» Entries supplied
■ ■ ■ ■ ■ ■ ■
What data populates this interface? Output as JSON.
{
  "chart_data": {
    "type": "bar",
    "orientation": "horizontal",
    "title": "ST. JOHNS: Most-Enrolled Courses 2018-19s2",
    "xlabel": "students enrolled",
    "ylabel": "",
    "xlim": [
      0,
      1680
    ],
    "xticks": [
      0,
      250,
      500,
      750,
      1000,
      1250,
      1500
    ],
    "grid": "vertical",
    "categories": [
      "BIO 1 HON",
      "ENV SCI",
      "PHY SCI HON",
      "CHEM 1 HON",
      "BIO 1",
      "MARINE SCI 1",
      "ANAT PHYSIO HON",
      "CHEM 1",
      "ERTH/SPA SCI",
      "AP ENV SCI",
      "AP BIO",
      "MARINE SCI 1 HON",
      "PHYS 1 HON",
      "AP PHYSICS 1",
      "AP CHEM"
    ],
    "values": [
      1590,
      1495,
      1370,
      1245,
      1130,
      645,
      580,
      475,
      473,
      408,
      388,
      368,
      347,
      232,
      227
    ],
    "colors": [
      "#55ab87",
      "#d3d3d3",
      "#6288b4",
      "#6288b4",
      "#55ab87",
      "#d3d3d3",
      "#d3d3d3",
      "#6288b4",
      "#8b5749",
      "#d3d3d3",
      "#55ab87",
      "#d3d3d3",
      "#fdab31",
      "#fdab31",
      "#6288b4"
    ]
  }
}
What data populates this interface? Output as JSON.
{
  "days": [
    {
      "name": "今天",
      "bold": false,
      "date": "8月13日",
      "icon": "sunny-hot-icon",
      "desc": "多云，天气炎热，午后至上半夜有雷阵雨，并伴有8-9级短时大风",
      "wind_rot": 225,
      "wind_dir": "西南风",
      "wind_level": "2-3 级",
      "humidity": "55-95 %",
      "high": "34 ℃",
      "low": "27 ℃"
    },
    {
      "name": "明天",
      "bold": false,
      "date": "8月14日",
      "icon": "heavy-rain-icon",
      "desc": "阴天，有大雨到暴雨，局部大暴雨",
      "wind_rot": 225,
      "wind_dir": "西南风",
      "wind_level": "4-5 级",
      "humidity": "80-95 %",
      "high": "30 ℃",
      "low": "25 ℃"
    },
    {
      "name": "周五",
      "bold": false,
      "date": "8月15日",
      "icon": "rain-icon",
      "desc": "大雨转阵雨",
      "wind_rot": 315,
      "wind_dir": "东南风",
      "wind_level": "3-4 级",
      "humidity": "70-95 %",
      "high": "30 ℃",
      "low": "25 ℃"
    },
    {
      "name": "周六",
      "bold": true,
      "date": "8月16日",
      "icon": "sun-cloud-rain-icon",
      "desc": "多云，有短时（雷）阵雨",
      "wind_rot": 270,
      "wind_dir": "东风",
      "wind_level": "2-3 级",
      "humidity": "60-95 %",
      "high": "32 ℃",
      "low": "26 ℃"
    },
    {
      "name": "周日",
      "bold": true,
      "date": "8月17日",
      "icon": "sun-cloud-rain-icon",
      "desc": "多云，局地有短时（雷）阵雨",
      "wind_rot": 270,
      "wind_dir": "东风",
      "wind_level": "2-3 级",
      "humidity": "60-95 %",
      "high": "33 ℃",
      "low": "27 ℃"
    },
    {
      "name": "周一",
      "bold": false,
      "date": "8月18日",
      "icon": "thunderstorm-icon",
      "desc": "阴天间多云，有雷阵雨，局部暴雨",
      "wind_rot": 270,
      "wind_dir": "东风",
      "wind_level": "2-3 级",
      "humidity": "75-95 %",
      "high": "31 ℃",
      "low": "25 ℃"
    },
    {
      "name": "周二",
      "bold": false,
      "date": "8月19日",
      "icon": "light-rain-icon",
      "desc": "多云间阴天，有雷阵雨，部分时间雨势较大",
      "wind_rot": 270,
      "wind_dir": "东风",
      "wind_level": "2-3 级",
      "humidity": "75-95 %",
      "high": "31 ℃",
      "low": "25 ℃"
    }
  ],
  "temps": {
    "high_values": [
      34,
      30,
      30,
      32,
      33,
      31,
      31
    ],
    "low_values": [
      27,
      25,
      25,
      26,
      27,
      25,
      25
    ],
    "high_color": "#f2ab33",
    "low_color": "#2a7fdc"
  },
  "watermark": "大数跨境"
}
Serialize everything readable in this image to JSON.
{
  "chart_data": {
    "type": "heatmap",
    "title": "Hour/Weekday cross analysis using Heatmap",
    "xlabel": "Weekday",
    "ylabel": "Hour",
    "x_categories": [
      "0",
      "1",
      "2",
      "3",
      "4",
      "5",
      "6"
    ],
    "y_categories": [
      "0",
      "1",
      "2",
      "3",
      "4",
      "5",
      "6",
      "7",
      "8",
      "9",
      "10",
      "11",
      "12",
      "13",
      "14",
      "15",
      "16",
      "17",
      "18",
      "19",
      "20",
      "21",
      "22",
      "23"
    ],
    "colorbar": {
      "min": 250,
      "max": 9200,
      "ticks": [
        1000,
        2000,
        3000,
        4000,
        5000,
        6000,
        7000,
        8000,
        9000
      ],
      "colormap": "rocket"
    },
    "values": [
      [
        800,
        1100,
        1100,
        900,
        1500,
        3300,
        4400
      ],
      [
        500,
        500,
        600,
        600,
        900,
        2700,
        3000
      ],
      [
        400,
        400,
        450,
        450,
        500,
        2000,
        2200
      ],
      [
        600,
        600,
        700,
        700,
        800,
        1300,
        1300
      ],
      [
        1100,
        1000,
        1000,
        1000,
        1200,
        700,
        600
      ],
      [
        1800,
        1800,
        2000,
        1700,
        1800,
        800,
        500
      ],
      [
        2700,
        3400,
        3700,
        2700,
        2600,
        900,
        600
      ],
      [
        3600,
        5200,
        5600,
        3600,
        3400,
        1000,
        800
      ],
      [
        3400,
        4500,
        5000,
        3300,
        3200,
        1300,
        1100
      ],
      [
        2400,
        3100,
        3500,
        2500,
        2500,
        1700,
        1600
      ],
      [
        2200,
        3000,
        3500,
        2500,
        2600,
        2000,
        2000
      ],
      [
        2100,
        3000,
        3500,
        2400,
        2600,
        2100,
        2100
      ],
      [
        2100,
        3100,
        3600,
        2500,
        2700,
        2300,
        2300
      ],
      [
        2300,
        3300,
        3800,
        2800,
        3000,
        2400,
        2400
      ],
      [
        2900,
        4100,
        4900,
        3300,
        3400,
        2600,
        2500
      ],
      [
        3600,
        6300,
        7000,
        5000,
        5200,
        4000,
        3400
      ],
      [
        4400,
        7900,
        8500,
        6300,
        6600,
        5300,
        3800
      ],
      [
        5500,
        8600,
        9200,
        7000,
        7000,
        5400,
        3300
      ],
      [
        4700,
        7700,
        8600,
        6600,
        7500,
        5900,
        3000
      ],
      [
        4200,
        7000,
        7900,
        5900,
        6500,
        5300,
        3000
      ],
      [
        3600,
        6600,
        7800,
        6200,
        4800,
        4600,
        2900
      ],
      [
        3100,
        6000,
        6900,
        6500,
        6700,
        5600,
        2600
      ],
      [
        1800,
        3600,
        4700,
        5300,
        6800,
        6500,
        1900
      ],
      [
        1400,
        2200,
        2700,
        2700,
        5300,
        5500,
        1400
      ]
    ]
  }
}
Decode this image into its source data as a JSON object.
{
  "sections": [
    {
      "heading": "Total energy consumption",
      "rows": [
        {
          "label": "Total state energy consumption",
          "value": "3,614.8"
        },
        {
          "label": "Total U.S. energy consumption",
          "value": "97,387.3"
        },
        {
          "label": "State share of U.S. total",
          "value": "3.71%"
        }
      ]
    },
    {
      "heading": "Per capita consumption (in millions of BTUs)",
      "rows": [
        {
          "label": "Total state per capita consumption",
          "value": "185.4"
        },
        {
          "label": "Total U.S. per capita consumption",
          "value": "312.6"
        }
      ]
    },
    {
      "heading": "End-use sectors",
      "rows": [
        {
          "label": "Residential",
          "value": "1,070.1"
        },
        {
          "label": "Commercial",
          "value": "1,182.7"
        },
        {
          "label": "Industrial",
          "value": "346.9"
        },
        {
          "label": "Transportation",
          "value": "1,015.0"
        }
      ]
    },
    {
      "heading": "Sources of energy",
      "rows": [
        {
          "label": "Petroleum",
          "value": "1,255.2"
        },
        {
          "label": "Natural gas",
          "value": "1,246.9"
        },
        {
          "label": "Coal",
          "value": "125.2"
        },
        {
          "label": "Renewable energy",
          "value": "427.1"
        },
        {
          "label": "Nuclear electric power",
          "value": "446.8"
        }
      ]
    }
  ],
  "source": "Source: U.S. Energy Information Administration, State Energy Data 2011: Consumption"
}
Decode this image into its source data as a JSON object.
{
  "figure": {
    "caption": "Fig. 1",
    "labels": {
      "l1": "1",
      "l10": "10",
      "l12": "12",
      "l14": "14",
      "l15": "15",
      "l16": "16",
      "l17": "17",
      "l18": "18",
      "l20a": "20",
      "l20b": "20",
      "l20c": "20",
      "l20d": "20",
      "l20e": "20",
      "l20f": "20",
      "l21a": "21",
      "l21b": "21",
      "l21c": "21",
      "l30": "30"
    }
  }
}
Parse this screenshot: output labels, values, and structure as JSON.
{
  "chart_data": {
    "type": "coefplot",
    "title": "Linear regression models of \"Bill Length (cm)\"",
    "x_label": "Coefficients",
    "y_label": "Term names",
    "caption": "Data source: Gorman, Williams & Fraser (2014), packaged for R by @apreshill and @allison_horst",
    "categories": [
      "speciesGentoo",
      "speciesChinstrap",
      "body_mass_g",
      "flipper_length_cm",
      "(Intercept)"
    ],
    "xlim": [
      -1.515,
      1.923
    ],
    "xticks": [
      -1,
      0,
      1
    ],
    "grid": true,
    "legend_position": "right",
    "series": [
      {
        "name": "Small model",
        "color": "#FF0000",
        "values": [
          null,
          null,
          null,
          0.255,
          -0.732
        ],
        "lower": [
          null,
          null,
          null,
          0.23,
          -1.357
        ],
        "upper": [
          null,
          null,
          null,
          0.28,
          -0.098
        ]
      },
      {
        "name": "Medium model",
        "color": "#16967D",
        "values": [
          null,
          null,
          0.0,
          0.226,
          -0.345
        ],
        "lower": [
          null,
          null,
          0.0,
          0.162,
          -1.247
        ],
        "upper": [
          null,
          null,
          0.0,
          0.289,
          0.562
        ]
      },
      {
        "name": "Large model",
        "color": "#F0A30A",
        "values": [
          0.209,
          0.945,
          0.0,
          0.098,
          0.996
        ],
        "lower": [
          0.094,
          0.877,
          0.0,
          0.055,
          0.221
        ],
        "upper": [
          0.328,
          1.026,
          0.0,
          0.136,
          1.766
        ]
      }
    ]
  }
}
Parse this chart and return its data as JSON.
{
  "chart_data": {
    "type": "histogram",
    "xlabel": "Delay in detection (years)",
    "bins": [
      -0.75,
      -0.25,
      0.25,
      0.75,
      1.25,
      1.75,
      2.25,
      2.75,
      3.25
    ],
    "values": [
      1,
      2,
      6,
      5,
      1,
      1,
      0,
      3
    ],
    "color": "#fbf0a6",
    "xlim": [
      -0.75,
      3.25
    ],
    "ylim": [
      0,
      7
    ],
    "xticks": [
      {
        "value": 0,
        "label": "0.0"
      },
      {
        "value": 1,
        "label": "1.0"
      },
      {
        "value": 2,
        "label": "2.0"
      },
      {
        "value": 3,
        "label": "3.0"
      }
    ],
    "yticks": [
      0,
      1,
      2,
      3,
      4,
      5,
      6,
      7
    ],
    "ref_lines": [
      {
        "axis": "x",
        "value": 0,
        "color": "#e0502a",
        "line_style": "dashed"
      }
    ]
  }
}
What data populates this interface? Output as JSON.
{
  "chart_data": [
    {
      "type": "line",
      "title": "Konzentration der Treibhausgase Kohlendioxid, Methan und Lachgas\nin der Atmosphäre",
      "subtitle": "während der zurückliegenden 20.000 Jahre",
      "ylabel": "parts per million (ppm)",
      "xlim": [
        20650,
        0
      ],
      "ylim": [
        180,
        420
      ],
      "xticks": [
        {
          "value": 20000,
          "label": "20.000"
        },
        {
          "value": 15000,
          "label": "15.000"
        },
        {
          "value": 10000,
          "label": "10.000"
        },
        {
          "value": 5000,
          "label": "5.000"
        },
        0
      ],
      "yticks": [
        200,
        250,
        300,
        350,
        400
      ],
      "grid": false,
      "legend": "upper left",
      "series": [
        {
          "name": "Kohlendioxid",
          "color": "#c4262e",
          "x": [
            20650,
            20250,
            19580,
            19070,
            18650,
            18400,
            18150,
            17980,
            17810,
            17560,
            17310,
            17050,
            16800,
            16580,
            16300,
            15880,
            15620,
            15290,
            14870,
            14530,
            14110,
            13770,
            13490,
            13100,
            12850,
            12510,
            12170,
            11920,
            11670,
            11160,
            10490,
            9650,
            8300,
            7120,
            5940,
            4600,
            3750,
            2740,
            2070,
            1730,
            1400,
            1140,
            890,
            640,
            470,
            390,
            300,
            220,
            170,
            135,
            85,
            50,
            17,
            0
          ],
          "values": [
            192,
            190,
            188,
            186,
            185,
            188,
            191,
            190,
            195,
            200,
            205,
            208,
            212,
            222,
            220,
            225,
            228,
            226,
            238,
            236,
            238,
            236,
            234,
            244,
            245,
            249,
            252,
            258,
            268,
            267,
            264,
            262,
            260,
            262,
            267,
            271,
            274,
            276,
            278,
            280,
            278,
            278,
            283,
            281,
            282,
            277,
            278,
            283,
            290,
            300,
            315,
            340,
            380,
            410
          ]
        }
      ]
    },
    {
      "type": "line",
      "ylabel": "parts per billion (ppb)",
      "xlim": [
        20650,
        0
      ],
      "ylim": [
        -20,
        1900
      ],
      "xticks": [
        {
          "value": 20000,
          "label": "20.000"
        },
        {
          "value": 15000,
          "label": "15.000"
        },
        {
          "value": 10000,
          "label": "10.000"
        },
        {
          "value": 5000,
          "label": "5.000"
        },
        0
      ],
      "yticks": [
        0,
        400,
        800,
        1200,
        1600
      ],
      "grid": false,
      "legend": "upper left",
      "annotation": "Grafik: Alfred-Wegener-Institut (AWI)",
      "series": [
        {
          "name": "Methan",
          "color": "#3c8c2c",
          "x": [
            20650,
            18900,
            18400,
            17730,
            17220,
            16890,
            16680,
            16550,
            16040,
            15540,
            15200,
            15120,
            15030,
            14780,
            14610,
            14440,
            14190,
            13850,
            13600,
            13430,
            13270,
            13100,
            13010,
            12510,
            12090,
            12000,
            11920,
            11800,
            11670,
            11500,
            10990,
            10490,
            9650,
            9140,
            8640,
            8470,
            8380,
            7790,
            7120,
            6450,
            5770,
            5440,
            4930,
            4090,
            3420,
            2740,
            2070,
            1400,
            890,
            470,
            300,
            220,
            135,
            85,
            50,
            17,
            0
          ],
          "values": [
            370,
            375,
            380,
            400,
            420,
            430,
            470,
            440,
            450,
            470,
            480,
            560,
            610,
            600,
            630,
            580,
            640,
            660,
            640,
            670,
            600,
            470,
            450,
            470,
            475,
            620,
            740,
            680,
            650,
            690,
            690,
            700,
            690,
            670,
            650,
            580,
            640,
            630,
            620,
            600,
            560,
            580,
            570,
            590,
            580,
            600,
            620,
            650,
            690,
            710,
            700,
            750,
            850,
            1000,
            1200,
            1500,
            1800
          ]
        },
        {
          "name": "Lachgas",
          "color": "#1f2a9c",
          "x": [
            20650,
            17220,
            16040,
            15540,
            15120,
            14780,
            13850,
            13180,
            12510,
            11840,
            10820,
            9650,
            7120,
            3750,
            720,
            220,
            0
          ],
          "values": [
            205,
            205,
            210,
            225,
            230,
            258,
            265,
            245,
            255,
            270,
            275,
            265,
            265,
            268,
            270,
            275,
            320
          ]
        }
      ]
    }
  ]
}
■ ■ ■ ■ ■ ■ ■
» Task objective
The required answer is a single number: the count of lines in the entries that hold the string "heading".

» Response to the task
4